__GOAL__:
Repeat the listing word for word. No pictures belong in the copy.

__RECORDS FOR PROCESSING__:

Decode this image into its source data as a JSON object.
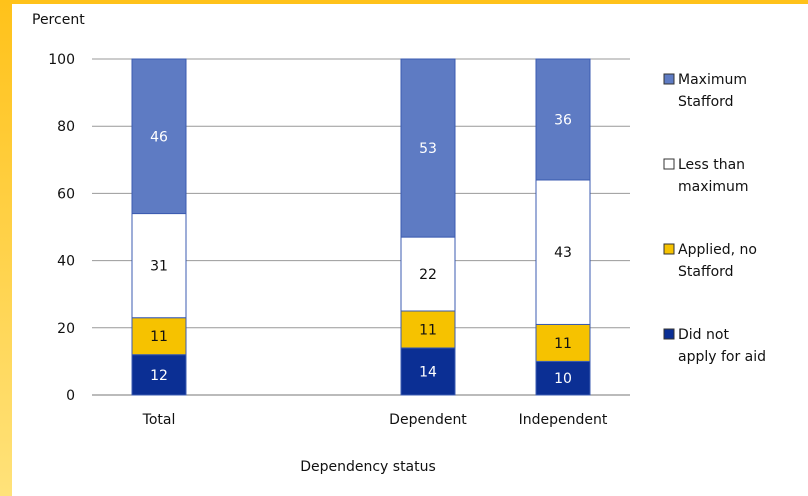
{
  "chart_data": {
    "type": "bar",
    "stacked": true,
    "ylabel": "Percent",
    "xlabel": "Dependency status",
    "ylim": [
      0,
      100
    ],
    "yticks": [
      0,
      20,
      40,
      60,
      80,
      100
    ],
    "grid": true,
    "legend_position": "right",
    "categories": [
      "Total",
      "Dependent",
      "Independent"
    ],
    "series": [
      {
        "name": "Did not apply for aid",
        "legend_lines": [
          "Did not",
          "apply for aid"
        ],
        "values": [
          12,
          14,
          10
        ],
        "color": "#0b2f94",
        "label_color": "#ffffff"
      },
      {
        "name": "Applied, no Stafford",
        "legend_lines": [
          "Applied, no",
          "Stafford"
        ],
        "values": [
          11,
          11,
          11
        ],
        "color": "#f6c200",
        "label_color": "#111111"
      },
      {
        "name": "Less than maximum",
        "legend_lines": [
          "Less than",
          "maximum"
        ],
        "values": [
          31,
          22,
          43
        ],
        "color": "#ffffff",
        "label_color": "#111111"
      },
      {
        "name": "Maximum Stafford",
        "legend_lines": [
          "Maximum",
          "Stafford"
        ],
        "values": [
          46,
          53,
          36
        ],
        "color": "#5e7bc3",
        "label_color": "#ffffff"
      }
    ]
  }
}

__EXERCISE ANSWER__:
Decode this image into its source data as a JSON object.
{
  "chart_data": {
    "type": "bar",
    "stacked": true,
    "ylabel": "Percent",
    "xlabel": "Dependency status",
    "ylim": [
      0,
      100
    ],
    "yticks": [
      0,
      20,
      40,
      60,
      80,
      100
    ],
    "grid": true,
    "legend_position": "right",
    "categories": [
      "Total",
      "Dependent",
      "Independent"
    ],
    "series": [
      {
        "name": "Did not apply for aid",
        "legend_lines": [
          "Did not",
          "apply for aid"
        ],
        "values": [
          12,
          14,
          10
        ],
        "color": "#0b2f94",
        "label_color": "#ffffff"
      },
      {
        "name": "Applied, no Stafford",
        "legend_lines": [
          "Applied, no",
          "Stafford"
        ],
        "values": [
          11,
          11,
          11
        ],
        "color": "#f6c200",
        "label_color": "#111111"
      },
      {
        "name": "Less than maximum",
        "legend_lines": [
          "Less than",
          "maximum"
        ],
        "values": [
          31,
          22,
          43
        ],
        "color": "#ffffff",
        "label_color": "#111111"
      },
      {
        "name": "Maximum Stafford",
        "legend_lines": [
          "Maximum",
          "Stafford"
        ],
        "values": [
          46,
          53,
          36
        ],
        "color": "#5e7bc3",
        "label_color": "#ffffff"
      }
    ]
  }
}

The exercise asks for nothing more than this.